Set exercise a
Put the stretch of the records from the line containing "menu-edit[interactable]: 编辑(E) <box>43" through the line containing "eyedropper-icon[interactable]: ✎ <box>351" into a JSON list of strings, with one string per line and blank lines left out.

Source extract
"""
We shouldn’t be surprised by the UVM administration’s poor response to sexual assault.
UVM’s Instagram page released a statement congratulating the men’s basketball team after they won their sixth straight America East Regular Season Title, according to a Feb. 21 Cynic article.
“UVM does not tolerate sexual misconduct and takes such accusations seriously,” stated the now-deleted Feb. 17 post by UVM’s Instagram. “Anonymous accusations on social media are not helpful to victims or to anyone impacted by sexual violence.”
The University’s gross statement blames survivors and encourages them to stay silent.
However, this issue runs much deeper than one offensive Instagram post and email.
Graduate student Kendall Ware came forward saying a men’s basketball player raped her and UVM mishandled her Title IX process, according to a Sept. 24 2020 Burlington Free Press article.
Ware chose to proceed with an informal investigation, which she was originally told could result in game suspension of the basketball player, according to an Oct. 13 2020 Cynic article.
Later, Krista Balogh, associate athletic director for External Relations & Communications told Ware’s mother the informal investigation would not permit game suspensions, as it wouldn’t be fair to teammates or to the community, according to the article.
Not only did UVM mishandle Ware’s case, the University valued money over the health and well-being of their students.
The Instagram post appears to jab at survivors who do not report their sexual assaults through UVM’s Title IX office.
The Instagram post received 280 comments shortly after it was posted, prompting UVM to delete the post in 30 minutes, according to a Feb. 21 Cynic article.
"""
Records supplied
"""
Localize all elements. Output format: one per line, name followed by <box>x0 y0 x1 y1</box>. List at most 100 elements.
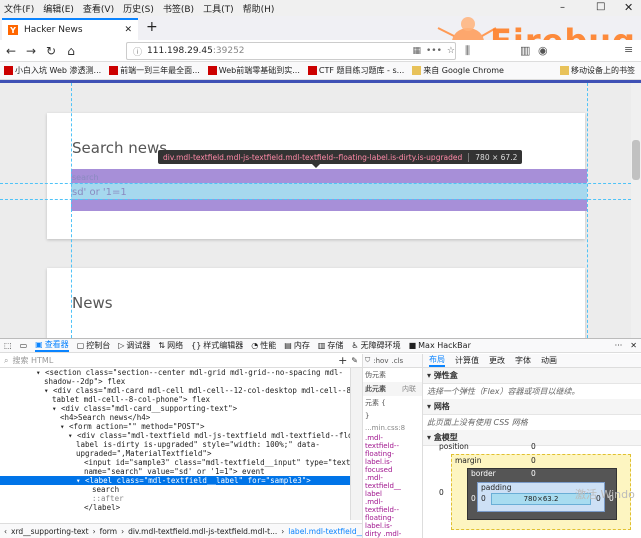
menu-edit[interactable]: 编辑(E) <box>43 2 74 15</box>
windows-activation-watermark: 激活 Windo <box>575 488 635 501</box>
html-search[interactable]: ⌕ 搜索 HTML + ✎ <box>0 354 362 368</box>
layout-tabs: 布局 计算值 更改 字体 动画 <box>423 354 641 368</box>
tab-storage[interactable]: ▥ 存储 <box>318 340 344 351</box>
markup-line[interactable]: ▾ <form action="" method="POST"> <box>0 422 350 431</box>
qr-icon[interactable]: ▦ <box>412 46 421 56</box>
tab-accessibility[interactable]: ♿ 无障碍环境 <box>351 340 400 351</box>
menu-file[interactable]: 文件(F) <box>4 2 34 15</box>
margin-top-value[interactable]: 0 <box>531 456 536 465</box>
markup-line[interactable]: shadow--2dp"> flex <box>0 377 350 386</box>
breadcrumb-prev-icon[interactable]: ‹ <box>4 527 7 536</box>
bookmark-item[interactable]: CTF 题目练习题库 - s... <box>307 65 405 76</box>
library-icon[interactable]: ⫼ <box>465 44 470 58</box>
border-left-value[interactable]: 0 <box>471 494 476 503</box>
mobile-bookmarks[interactable]: 移动设备上的书签 <box>560 65 635 76</box>
tab-memory[interactable]: ▤ 内存 <box>284 340 310 351</box>
bookmark-label: CTF 题目练习题库 - s... <box>318 66 405 75</box>
menu-history[interactable]: 历史(S) <box>123 2 154 15</box>
page-scrollbar[interactable] <box>631 83 641 338</box>
breadcrumb-item[interactable]: form <box>100 527 118 536</box>
page-actions-icon[interactable]: ••• <box>426 46 442 56</box>
tab-network[interactable]: ⇅ 网络 <box>158 340 183 351</box>
menu-bookmarks[interactable]: 书签(B) <box>163 2 194 15</box>
bookmark-star-icon[interactable]: ☆ <box>447 46 455 56</box>
tab-style-editor[interactable]: {} 样式编辑器 <box>191 340 243 351</box>
breadcrumb-item[interactable]: xrd__supporting-text <box>11 527 89 536</box>
reload-icon[interactable]: ↻ <box>42 42 60 60</box>
guide-top <box>0 183 631 184</box>
markup-line[interactable]: ▾ <div class="mdl-textfield mdl-js-textf… <box>0 431 350 440</box>
filter-icon: ⛉ <box>365 356 371 364</box>
tab-hacker-news[interactable]: Y Hacker News ✕ <box>2 18 138 40</box>
border-top-value[interactable]: 0 <box>531 469 536 478</box>
hov-toggle[interactable]: :hov <box>373 357 388 365</box>
markup-line[interactable]: ▾ <div class="mdl-card__supporting-text"… <box>0 404 350 413</box>
responsive-icon[interactable]: ▭ <box>20 341 28 350</box>
app-menu-icon[interactable]: ≡ <box>624 43 633 56</box>
eyedropper-icon[interactable]: ✎ <box>351 356 358 365</box>
margin-label: margin <box>455 456 482 465</box>
markup-line[interactable]: upgraded=",MaterialTextfield"> <box>0 449 350 458</box>
bookmark-item[interactable]: 小白入坑 Web 渗透测... <box>4 65 101 76</box>
grid-section[interactable]: ▾ 网格 <box>423 399 641 415</box>
markup-line[interactable]: name="search" value="sd' or '1=1"> event <box>0 467 350 476</box>
tab-computed[interactable]: 计算值 <box>455 355 479 366</box>
options-icon[interactable]: ··· <box>615 341 623 350</box>
tooltip-selector: div.mdl-textfield.mdl-js-textfield.mdl-t… <box>163 152 463 162</box>
margin-left-value[interactable]: 0 <box>439 488 444 497</box>
markup-line[interactable]: <input id="sample3" class="mdl-textfield… <box>0 458 350 467</box>
breadcrumb-item[interactable]: div.mdl-textfield.mdl-js-textfield.mdl-t… <box>128 527 277 536</box>
markup-line[interactable]: <h4>Search news</h4> <box>0 413 350 422</box>
markup-line[interactable]: tablet mdl-cell--8-col-phone"> flex <box>0 395 350 404</box>
markup-line[interactable]: ▾ <div class="mdl-card mdl-cell mdl-cell… <box>0 386 350 395</box>
breadcrumb-item-current[interactable]: label.mdl-textfield__label <box>288 527 362 536</box>
menu-help[interactable]: 帮助(H) <box>243 2 275 15</box>
markup-scrollbar[interactable] <box>350 368 362 520</box>
performance-icon: ◔ <box>251 341 259 350</box>
sidebar-icon[interactable]: ▥ <box>520 44 530 57</box>
bookmark-item[interactable]: Web前端零基础到实... <box>207 65 300 76</box>
content-size[interactable]: 780×63.2 <box>524 495 559 503</box>
padding-left-value[interactable]: 0 <box>481 494 486 503</box>
close-devtools-icon[interactable]: ✕ <box>630 341 637 350</box>
markup-text: tablet mdl-cell--8-col-phone"> flex <box>52 395 211 404</box>
rules-filter[interactable]: ⛉ :hov .cls <box>363 354 422 368</box>
tab-animations[interactable]: 动画 <box>541 355 557 366</box>
page-info-icon[interactable]: ⓘ <box>133 45 142 58</box>
account-icon[interactable]: ◉ <box>538 44 548 57</box>
search-input[interactable] <box>71 183 587 199</box>
tab-layout[interactable]: 布局 <box>429 354 445 367</box>
page-scrollbar-thumb[interactable] <box>632 140 640 180</box>
menu-view[interactable]: 查看(V) <box>83 2 114 15</box>
back-icon[interactable]: ← <box>2 42 20 60</box>
markup-line[interactable]: ▾ <section class="section--center mdl-gr… <box>0 368 350 377</box>
flexbox-section[interactable]: ▾ 弹性盒 <box>423 368 641 384</box>
tab-hackbar[interactable]: ■ Max HackBar <box>409 341 471 350</box>
close-tab-icon[interactable]: ✕ <box>124 25 132 35</box>
new-tab-icon[interactable]: + <box>146 19 158 35</box>
cls-toggle[interactable]: .cls <box>391 357 403 365</box>
tab-debugger[interactable]: ▷ 调试器 <box>118 340 150 351</box>
markup-line[interactable]: label is-dirty is-upgraded" style="width… <box>0 440 350 449</box>
tab-changes[interactable]: 更改 <box>489 355 505 366</box>
markup-line[interactable]: ::after <box>0 494 350 503</box>
rule-source[interactable]: ...min.css:8 <box>363 422 422 434</box>
url-port: :39252 <box>212 46 245 56</box>
forward-icon[interactable]: → <box>22 42 40 60</box>
markup-line[interactable]: </label> <box>0 503 350 512</box>
tab-inspector[interactable]: ▣ 查看器 <box>35 339 69 352</box>
position-value[interactable]: 0 <box>531 442 536 451</box>
tab-performance[interactable]: ◔ 性能 <box>251 340 276 351</box>
markup-line-selected[interactable]: ▾ <label class="mdl-textfield__label" fo… <box>0 476 350 485</box>
add-node-icon[interactable]: + <box>338 354 347 367</box>
element-picker-icon[interactable]: ⬚ <box>4 341 12 350</box>
bookmark-item[interactable]: 前端一到三年最全面... <box>109 65 200 76</box>
tab-console[interactable]: ▢ 控制台 <box>77 340 111 351</box>
bookmark-folder[interactable]: 来自 Google Chrome <box>412 65 504 76</box>
menu-tools[interactable]: 工具(T) <box>203 2 234 15</box>
markup-line[interactable]: search <box>0 485 350 494</box>
home-icon[interactable]: ⌂ <box>62 42 80 60</box>
url-bar[interactable]: ⓘ 111.198.29.45:39252 ▦ ••• ☆ <box>126 42 456 60</box>
pseudo-elements[interactable]: 伪元素 <box>363 368 422 382</box>
tab-fonts[interactable]: 字体 <box>515 355 531 366</box>
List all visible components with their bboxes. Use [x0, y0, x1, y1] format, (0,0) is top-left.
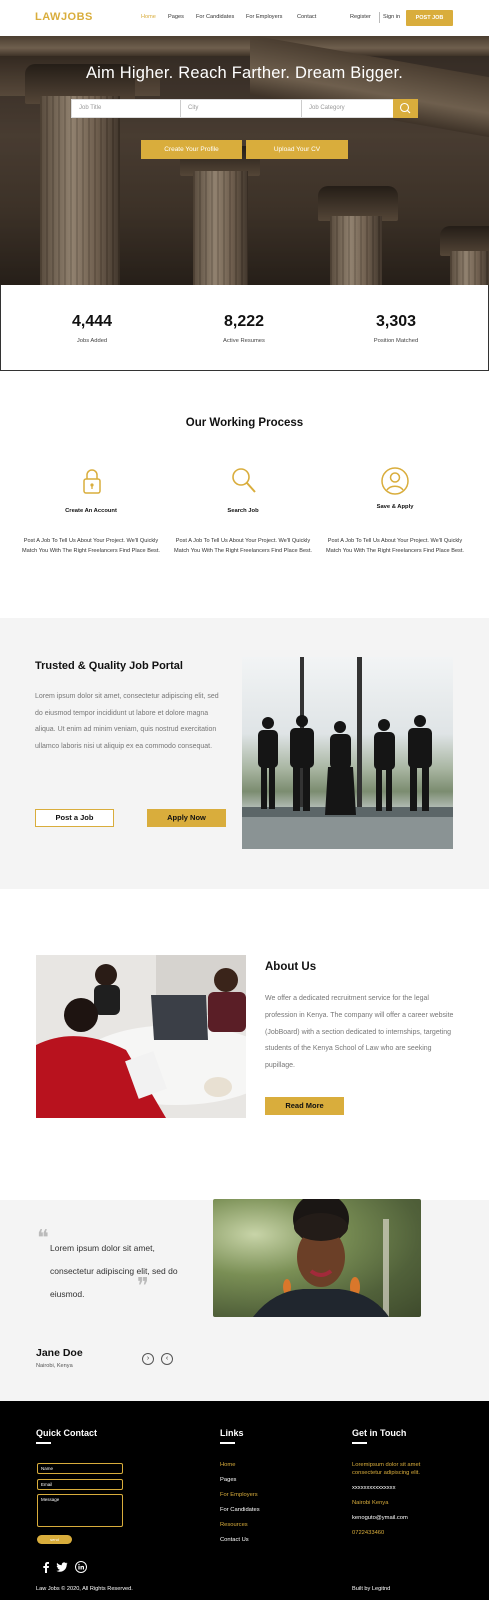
top-navbar: LAWJOBS Home Pages For Candidates For Em…	[0, 0, 489, 36]
about-description: We offer a dedicated recruitment service…	[265, 995, 454, 1070]
process-step-desc: Post A Job To Tell Us About Your Project…	[22, 538, 160, 554]
user-icon	[381, 467, 409, 495]
process-step-title: Search Job	[227, 508, 259, 514]
process-step-title: Save & Apply	[376, 504, 414, 510]
footer-link-for-candidates[interactable]: For Candidates	[220, 1507, 260, 1513]
footer-link-contact-us[interactable]: Contact Us	[220, 1537, 249, 1543]
nav-for-candidates[interactable]: For Candidates	[196, 14, 234, 20]
hero-title: Aim Higher. Reach Farther. Dream Bigger.	[85, 64, 404, 82]
upload-cv-button[interactable]: Upload Your CV	[246, 140, 348, 159]
read-more-button[interactable]: Read More	[265, 1097, 344, 1115]
search-button[interactable]	[393, 99, 418, 118]
trusted-title: Trusted & Quality Job Portal	[35, 660, 183, 672]
register-link[interactable]: Register	[350, 14, 371, 20]
testimonial-location: Nairobi, Kenya	[36, 1363, 73, 1369]
title-underline	[36, 1442, 51, 1444]
quote-open-icon: ❝	[37, 1226, 49, 1251]
chevron-right-icon: ›	[146, 1355, 150, 1362]
post-job-button[interactable]: POST JOB	[406, 10, 453, 26]
twitter-icon[interactable]	[56, 1561, 68, 1573]
nav-home[interactable]: Home	[141, 14, 156, 20]
job-category-input[interactable]: Job Category	[302, 100, 395, 117]
testimonial-quote: Lorem ipsum dolor sit amet, consectetur …	[50, 1243, 178, 1299]
lock-icon	[83, 469, 101, 494]
title-underline	[220, 1442, 235, 1444]
search-icon	[232, 468, 256, 493]
process-title: Our Working Process	[185, 417, 304, 429]
facebook-icon[interactable]	[40, 1561, 52, 1573]
process-step-title: Create An Account	[65, 508, 117, 514]
sign-in-link[interactable]: Sign in	[383, 14, 400, 20]
footer-phone[interactable]: 0722433460	[352, 1530, 384, 1536]
footer-link-resources[interactable]: Resources	[220, 1522, 248, 1528]
process-step-desc: Post A Job To Tell Us About Your Project…	[174, 538, 312, 554]
about-photo	[36, 955, 246, 1118]
testimonial-photo	[213, 1199, 421, 1317]
nav-divider	[379, 12, 380, 23]
footer-link-home[interactable]: Home	[220, 1462, 235, 1468]
search-icon	[399, 102, 411, 114]
stat-position-matched-value: 3,303	[375, 313, 417, 330]
footer-email-input[interactable]: Email	[37, 1479, 123, 1490]
stat-jobs-added-label: Jobs Added	[76, 338, 108, 344]
stat-position-matched-label: Position Matched	[373, 338, 419, 344]
stat-active-resumes-value: 8,222	[223, 313, 265, 330]
get-in-touch-title: Get in Touch	[352, 1428, 407, 1438]
stat-jobs-added-value: 4,444	[71, 313, 113, 330]
job-title-input[interactable]: Job Title	[72, 100, 180, 117]
create-profile-button[interactable]: Create Your Profile	[141, 140, 242, 159]
quick-contact-title: Quick Contact	[36, 1428, 98, 1438]
linkedin-icon[interactable]	[75, 1561, 87, 1573]
nav-pages[interactable]: Pages	[168, 14, 184, 20]
trusted-description: Lorem ipsum dolor sit amet, consectetur …	[35, 693, 219, 750]
team-photo	[242, 657, 453, 849]
nav-contact[interactable]: Contact	[297, 14, 316, 20]
footer-phone-masked: xxxxxxxxxxxxxxx	[352, 1485, 396, 1491]
apply-now-button[interactable]: Apply Now	[147, 809, 226, 827]
testimonial-name: Jane Doe	[36, 1347, 83, 1359]
links-title: Links	[220, 1428, 244, 1438]
about-title: About Us	[265, 961, 317, 973]
send-button[interactable]: send	[37, 1535, 72, 1544]
footer-link-for-employers[interactable]: For Employers	[220, 1492, 258, 1498]
chevron-left-icon: ‹	[165, 1355, 169, 1362]
footer-link-pages[interactable]: Pages	[220, 1477, 236, 1483]
post-a-job-button[interactable]: Post a Job	[35, 809, 114, 827]
job-search-bar: Job Title City Job Category	[71, 99, 418, 118]
stat-active-resumes-label: Active Resumes	[223, 338, 265, 344]
footer-tagline: Loremipsum dolor sit amet consectetur ad…	[352, 1462, 421, 1476]
process-step-desc: Post A Job To Tell Us About Your Project…	[326, 538, 464, 554]
prev-testimonial-button[interactable]: ‹	[161, 1353, 173, 1365]
footer-message-input[interactable]: Message	[37, 1494, 123, 1527]
title-underline	[352, 1442, 367, 1444]
footer-city: Nairobi Kenya	[352, 1500, 389, 1506]
footer-name-input[interactable]: Name	[37, 1463, 123, 1474]
next-testimonial-button[interactable]: ›	[142, 1353, 154, 1365]
city-input[interactable]: City	[181, 100, 301, 117]
copyright-text: Law Jobs © 2020, All Rights Reserved.	[36, 1586, 133, 1592]
built-by-text: Built by Legitnd	[352, 1586, 391, 1592]
quote-close-icon: ❞	[137, 1274, 149, 1299]
logo[interactable]: LAWJOBS	[35, 11, 93, 23]
footer-email[interactable]: kenoguto@ymail.com	[352, 1515, 408, 1521]
nav-for-employers[interactable]: For Employers	[246, 14, 282, 20]
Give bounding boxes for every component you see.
"""
Set exercise b
Answer these from the text on UVM's response to sexual assault:
(i) How many comments did the Instagram post receive shortly after it was posted?
(ii) What kind of investigation did Kendall Ware choose to proceed with?
(iii) Which straight America East Regular Season Title did the men's basketball team win?

Solution a
[
  "menu-edit[interactable]: 编辑(E) <box>43 2 74 15</box>",
  "windows-activation-watermark: 激活 Windo <box>575 488 635 501</box>",
  "html-search[interactable]: ⌕ 搜索 HTML + ✎ <box>0 354 362 368</box>",
  "layout-tabs: 布局 计算值 更改 字体 动画 <box>423 354 641 368</box>",
  "tab-storage[interactable]: ▥ 存储 <box>318 340 344 351</box>",
  "markup-line[interactable]: ▾ <form action=\"\" method=\"POST\"> <box>0 422 350 431</box>",
  "qr-icon[interactable]: ▦ <box>412 46 421 56</box>",
  "tab-accessibility[interactable]: ♿ 无障碍环境 <box>351 340 400 351</box>",
  "menu-file[interactable]: 文件(F) <box>4 2 34 15</box>",
  "margin-top-value[interactable]: 0 <box>531 456 536 465</box>",
  "markup-line[interactable]: shadow--2dp\"> flex <box>0 377 350 386</box>",
  "breadcrumb-prev-icon[interactable]: ‹ <box>4 527 7 536</box>",
  "bookmark-item[interactable]: CTF 题目练习题库 - s... <box>307 65 405 76</box>",
  "library-icon[interactable]: ⫼ <box>465 44 470 58</box>",
  "border-left-value[interactable]: 0 <box>471 494 476 503</box>",
  "mobile-bookmarks[interactable]: 移动设备上的书签 <box>560 65 635 76</box>",
  "tab-memory[interactable]: ▤ 内存 <box>284 340 310 351</box>",
  "bookmark-label: CTF 题目练习题库 - s... <box>318 66 405 75</box>",
  "menu-history[interactable]: 历史(S) <box>123 2 154 15</box>",
  "page-scrollbar[interactable] <box>631 83 641 338</box>",
  "breadcrumb-item[interactable]: form <box>100 527 118 536</box>",
  "page-actions-icon[interactable]: ••• <box>426 46 442 56</box>",
  "tab-network[interactable]: ⇅ 网络 <box>158 340 183 351</box>",
  "menu-bookmarks[interactable]: 书签(B) <box>163 2 194 15</box>",
  "bookmark-star-icon[interactable]: ☆ <box>447 46 455 56</box>",
  "tab-style-editor[interactable]: {} 样式编辑器 <box>191 340 243 351</box>",
  "breadcrumb-item[interactable]: xrd__supporting-text <box>11 527 89 536</box>",
  "reload-icon[interactable]: ↻ <box>42 42 60 60</box>",
  "guide-top <box>0 183 631 184</box>",
  "markup-line[interactable]: ▾ <div class=\"mdl-textfield mdl-js-textf… <box>0 431 350 440</box>",
  "filter-icon: ⛉ <box>365 356 371 364</box>",
  "tab-hacker-news[interactable]: Y Hacker News ✕ <box>2 18 138 40</box>",
  "border-top-value[interactable]: 0 <box>531 469 536 478</box>",
  "hov-toggle[interactable]: :hov <box>373 357 388 365</box>",
  "markup-line[interactable]: ▾ <div class=\"mdl-card__supporting-text\"… <box>0 404 350 413</box>",
  "responsive-icon[interactable]: ▭ <box>20 341 28 350</box>",
  "app-menu-icon[interactable]: ≡ <box>624 43 633 56</box>",
  "eyedropper-icon[interactable]: ✎ <box>351 356 358 365</box>"
]

Solution b
(i) 280
(ii) An informal investigation
(iii) Their sixth straight